## Provided material
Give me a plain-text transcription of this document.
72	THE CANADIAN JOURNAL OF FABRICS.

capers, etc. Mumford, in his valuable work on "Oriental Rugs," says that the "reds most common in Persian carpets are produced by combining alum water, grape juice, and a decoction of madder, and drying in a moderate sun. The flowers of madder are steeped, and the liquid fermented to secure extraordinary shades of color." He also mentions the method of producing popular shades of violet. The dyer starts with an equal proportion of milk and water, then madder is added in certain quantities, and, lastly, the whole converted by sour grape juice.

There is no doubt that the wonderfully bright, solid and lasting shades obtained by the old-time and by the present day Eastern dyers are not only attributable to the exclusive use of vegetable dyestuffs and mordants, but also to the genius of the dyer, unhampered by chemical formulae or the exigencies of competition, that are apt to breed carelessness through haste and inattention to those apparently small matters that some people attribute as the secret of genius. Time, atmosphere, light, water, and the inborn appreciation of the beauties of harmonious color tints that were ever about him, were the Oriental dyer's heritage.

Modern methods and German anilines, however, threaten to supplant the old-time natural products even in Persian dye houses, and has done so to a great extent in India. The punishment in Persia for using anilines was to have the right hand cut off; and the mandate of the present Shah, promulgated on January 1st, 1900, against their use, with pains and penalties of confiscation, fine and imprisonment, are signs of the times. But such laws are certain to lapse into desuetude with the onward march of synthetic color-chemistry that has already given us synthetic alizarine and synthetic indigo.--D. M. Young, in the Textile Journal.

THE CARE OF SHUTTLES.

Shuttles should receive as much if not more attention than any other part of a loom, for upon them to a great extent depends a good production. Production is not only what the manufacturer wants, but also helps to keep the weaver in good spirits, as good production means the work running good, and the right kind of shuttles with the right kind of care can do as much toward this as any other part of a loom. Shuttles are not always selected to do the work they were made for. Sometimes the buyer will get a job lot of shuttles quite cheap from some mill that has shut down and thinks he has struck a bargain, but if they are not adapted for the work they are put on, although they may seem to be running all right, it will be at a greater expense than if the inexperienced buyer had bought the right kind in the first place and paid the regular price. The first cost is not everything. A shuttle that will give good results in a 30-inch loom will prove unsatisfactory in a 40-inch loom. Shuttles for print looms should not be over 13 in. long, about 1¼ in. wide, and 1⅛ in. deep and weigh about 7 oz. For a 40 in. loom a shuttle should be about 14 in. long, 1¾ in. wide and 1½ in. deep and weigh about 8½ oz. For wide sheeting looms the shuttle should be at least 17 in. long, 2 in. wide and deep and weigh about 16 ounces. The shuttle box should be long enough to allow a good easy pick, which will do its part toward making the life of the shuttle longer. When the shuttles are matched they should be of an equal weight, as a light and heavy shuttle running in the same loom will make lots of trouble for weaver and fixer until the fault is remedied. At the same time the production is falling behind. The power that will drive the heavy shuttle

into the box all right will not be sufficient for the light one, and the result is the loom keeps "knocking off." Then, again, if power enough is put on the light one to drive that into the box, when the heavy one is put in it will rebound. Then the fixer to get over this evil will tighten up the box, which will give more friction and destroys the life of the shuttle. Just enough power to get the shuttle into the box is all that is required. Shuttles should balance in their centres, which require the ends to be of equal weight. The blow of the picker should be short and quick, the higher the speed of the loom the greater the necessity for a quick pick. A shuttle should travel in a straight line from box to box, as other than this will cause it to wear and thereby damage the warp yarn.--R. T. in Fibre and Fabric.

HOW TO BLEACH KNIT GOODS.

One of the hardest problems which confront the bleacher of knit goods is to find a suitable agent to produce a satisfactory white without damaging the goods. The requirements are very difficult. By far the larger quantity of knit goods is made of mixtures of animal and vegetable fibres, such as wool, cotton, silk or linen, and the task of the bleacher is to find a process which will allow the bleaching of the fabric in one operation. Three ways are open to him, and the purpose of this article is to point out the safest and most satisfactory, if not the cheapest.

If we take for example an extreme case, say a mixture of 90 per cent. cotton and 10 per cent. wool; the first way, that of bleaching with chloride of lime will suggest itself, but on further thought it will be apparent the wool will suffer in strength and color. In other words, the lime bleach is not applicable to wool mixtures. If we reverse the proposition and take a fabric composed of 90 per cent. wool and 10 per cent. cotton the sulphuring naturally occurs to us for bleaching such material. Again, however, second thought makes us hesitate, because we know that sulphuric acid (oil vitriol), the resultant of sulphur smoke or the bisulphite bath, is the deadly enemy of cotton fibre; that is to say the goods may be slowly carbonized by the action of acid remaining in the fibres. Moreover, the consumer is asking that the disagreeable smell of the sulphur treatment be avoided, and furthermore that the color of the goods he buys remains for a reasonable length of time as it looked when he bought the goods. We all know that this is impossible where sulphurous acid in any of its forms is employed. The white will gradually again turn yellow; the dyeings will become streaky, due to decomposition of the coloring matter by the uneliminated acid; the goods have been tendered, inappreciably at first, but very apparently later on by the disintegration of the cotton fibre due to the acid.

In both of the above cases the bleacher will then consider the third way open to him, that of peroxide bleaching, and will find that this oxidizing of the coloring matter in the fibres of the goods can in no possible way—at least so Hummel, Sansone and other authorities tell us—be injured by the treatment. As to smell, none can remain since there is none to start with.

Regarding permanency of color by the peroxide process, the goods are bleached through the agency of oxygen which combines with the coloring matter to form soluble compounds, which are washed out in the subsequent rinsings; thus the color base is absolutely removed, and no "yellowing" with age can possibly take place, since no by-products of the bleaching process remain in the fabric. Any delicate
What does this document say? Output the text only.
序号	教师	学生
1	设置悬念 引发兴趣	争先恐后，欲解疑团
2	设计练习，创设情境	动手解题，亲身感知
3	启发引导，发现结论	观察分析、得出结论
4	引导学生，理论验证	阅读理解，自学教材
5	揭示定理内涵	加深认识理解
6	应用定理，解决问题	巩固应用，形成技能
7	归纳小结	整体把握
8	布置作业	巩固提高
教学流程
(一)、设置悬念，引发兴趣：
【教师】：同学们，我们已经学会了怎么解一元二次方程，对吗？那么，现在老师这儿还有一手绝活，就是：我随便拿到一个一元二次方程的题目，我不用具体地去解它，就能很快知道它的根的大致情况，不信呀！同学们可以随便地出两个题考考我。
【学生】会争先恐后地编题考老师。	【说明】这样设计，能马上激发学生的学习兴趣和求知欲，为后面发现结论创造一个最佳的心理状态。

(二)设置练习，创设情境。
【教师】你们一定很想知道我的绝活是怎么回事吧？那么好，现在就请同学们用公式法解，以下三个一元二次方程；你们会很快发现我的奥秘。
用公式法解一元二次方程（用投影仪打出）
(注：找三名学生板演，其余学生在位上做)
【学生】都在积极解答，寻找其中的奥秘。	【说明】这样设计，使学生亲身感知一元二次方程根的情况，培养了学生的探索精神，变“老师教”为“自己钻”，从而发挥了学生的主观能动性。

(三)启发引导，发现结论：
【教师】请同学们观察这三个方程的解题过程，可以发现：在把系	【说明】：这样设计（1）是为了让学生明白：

## What needs to be done
Give back the whole listing, word for word.

## Complete answer
Give me a plain-text transcription of this document.
72	THE CANADIAN JOURNAL OF FABRICS.

capers, etc. Mumford, in his valuable work on "Oriental Rugs," says that the "reds most common in Persian carpets are produced by combining alum water, grape juice, and a decoction of madder, and drying in a moderate sun. The flowers of madder are steeped, and the liquid fermented to secure extraordinary shades of color." He also mentions the method of producing popular shades of violet. The dyer starts with an equal proportion of milk and water, then madder is added in certain quantities, and, lastly, the whole converted by sour grape juice.

There is no doubt that the wonderfully bright, solid and lasting shades obtained by the old-time and by the present day Eastern dyers are not only attributable to the exclusive use of vegetable dyestuffs and mordants, but also to the genius of the dyer, unhampered by chemical formulae or the exigencies of competition, that are apt to breed carelessness through haste and inattention to those apparently small matters that some people attribute as the secret of genius. Time, atmosphere, light, water, and the inborn appreciation of the beauties of harmonious color tints that were ever about him, were the Oriental dyer's heritage.

Modern methods and German anilines, however, threaten to supplant the old-time natural products even in Persian dye houses, and has done so to a great extent in India. The punishment in Persia for using anilines was to have the right hand cut off; and the mandate of the present Shah, promulgated on January 1st, 1900, against their use, with pains and penalties of confiscation, fine and imprisonment, are signs of the times. But such laws are certain to lapse into desuetude with the onward march of synthetic color-chemistry that has already given us synthetic alizarine and synthetic indigo.--D. M. Young, in the Textile Journal.

THE CARE OF SHUTTLES.

Shuttles should receive as much if not more attention than any other part of a loom, for upon them to a great extent depends a good production. Production is not only what the manufacturer wants, but also helps to keep the weaver in good spirits, as good production means the work running good, and the right kind of shuttles with the right kind of care can do as much toward this as any other part of a loom. Shuttles are not always selected to do the work they were made for. Sometimes the buyer will get a job lot of shuttles quite cheap from some mill that has shut down and thinks he has struck a bargain, but if they are not adapted for the work they are put on, although they may seem to be running all right, it will be at a greater expense than if the inexperienced buyer had bought the right kind in the first place and paid the regular price. The first cost is not everything. A shuttle that will give good results in a 30-inch loom will prove unsatisfactory in a 40-inch loom. Shuttles for print looms should not be over 13 in. long, about 1¼ in. wide, and 1⅛ in. deep and weigh about 7 oz. For a 40 in. loom a shuttle should be about 14 in. long, 1¾ in. wide and 1½ in. deep and weigh about 8½ oz. For wide sheeting looms the shuttle should be at least 17 in. long, 2 in. wide and deep and weigh about 16 ounces. The shuttle box should be long enough to allow a good easy pick, which will do its part toward making the life of the shuttle longer. When the shuttles are matched they should be of an equal weight, as a light and heavy shuttle running in the same loom will make lots of trouble for weaver and fixer until the fault is remedied. At the same time the production is falling behind. The power that will drive the heavy shuttle

into the box all right will not be sufficient for the light one, and the result is the loom keeps "knocking off." Then, again, if power enough is put on the light one to drive that into the box, when the heavy one is put in it will rebound. Then the fixer to get over this evil will tighten up the box, which will give more friction and destroys the life of the shuttle. Just enough power to get the shuttle into the box is all that is required. Shuttles should balance in their centres, which require the ends to be of equal weight. The blow of the picker should be short and quick, the higher the speed of the loom the greater the necessity for a quick pick. A shuttle should travel in a straight line from box to box, as other than this will cause it to wear and thereby damage the warp yarn.--R. T. in Fibre and Fabric.

HOW TO BLEACH KNIT GOODS.

One of the hardest problems which confront the bleacher of knit goods is to find a suitable agent to produce a satisfactory white without damaging the goods. The requirements are very difficult. By far the larger quantity of knit goods is made of mixtures of animal and vegetable fibres, such as wool, cotton, silk or linen, and the task of the bleacher is to find a process which will allow the bleaching of the fabric in one operation. Three ways are open to him, and the purpose of this article is to point out the safest and most satisfactory, if not the cheapest.

If we take for example an extreme case, say a mixture of 90 per cent. cotton and 10 per cent. wool; the first way, that of bleaching with chloride of lime will suggest itself, but on further thought it will be apparent the wool will suffer in strength and color. In other words, the lime bleach is not applicable to wool mixtures. If we reverse the proposition and take a fabric composed of 90 per cent. wool and 10 per cent. cotton the sulphuring naturally occurs to us for bleaching such material. Again, however, second thought makes us hesitate, because we know that sulphuric acid (oil vitriol), the resultant of sulphur smoke or the bisulphite bath, is the deadly enemy of cotton fibre; that is to say the goods may be slowly carbonized by the action of acid remaining in the fibres. Moreover, the consumer is asking that the disagreeable smell of the sulphur treatment be avoided, and furthermore that the color of the goods he buys remains for a reasonable length of time as it looked when he bought the goods. We all know that this is impossible where sulphurous acid in any of its forms is employed. The white will gradually again turn yellow; the dyeings will become streaky, due to decomposition of the coloring matter by the uneliminated acid; the goods have been tendered, inappreciably at first, but very apparently later on by the disintegration of the cotton fibre due to the acid.

In both of the above cases the bleacher will then consider the third way open to him, that of peroxide bleaching, and will find that this oxidizing of the coloring matter in the fibres of the goods can in no possible way—at least so Hummel, Sansone and other authorities tell us—be injured by the treatment. As to smell, none can remain since there is none to start with.

Regarding permanency of color by the peroxide process, the goods are bleached through the agency of oxygen which combines with the coloring matter to form soluble compounds, which are washed out in the subsequent rinsings; thus the color base is absolutely removed, and no "yellowing" with age can possibly take place, since no by-products of the bleaching process remain in the fabric. Any delicate
What does this document say? Output the text only.
序号	教师	学生
1	设置悬念 引发兴趣	争先恐后，欲解疑团
2	设计练习，创设情境	动手解题，亲身感知
3	启发引导，发现结论	观察分析、得出结论
4	引导学生，理论验证	阅读理解，自学教材
5	揭示定理内涵	加深认识理解
6	应用定理，解决问题	巩固应用，形成技能
7	归纳小结	整体把握
8	布置作业	巩固提高
教学流程
(一)、设置悬念，引发兴趣：
【教师】：同学们，我们已经学会了怎么解一元二次方程，对吗？那么，现在老师这儿还有一手绝活，就是：我随便拿到一个一元二次方程的题目，我不用具体地去解它，就能很快知道它的根的大致情况，不信呀！同学们可以随便地出两个题考考我。
【学生】会争先恐后地编题考老师。	【说明】这样设计，能马上激发学生的学习兴趣和求知欲，为后面发现结论创造一个最佳的心理状态。

(二)设置练习，创设情境。
【教师】你们一定很想知道我的绝活是怎么回事吧？那么好，现在就请同学们用公式法解，以下三个一元二次方程；你们会很快发现我的奥秘。
用公式法解一元二次方程（用投影仪打出）
(注：找三名学生板演，其余学生在位上做)
【学生】都在积极解答，寻找其中的奥秘。	【说明】这样设计，使学生亲身感知一元二次方程根的情况，培养了学生的探索精神，变“老师教”为“自己钻”，从而发挥了学生的主观能动性。

(三)启发引导，发现结论：
【教师】请同学们观察这三个方程的解题过程，可以发现：在把系	【说明】：这样设计（1）是为了让学生明白：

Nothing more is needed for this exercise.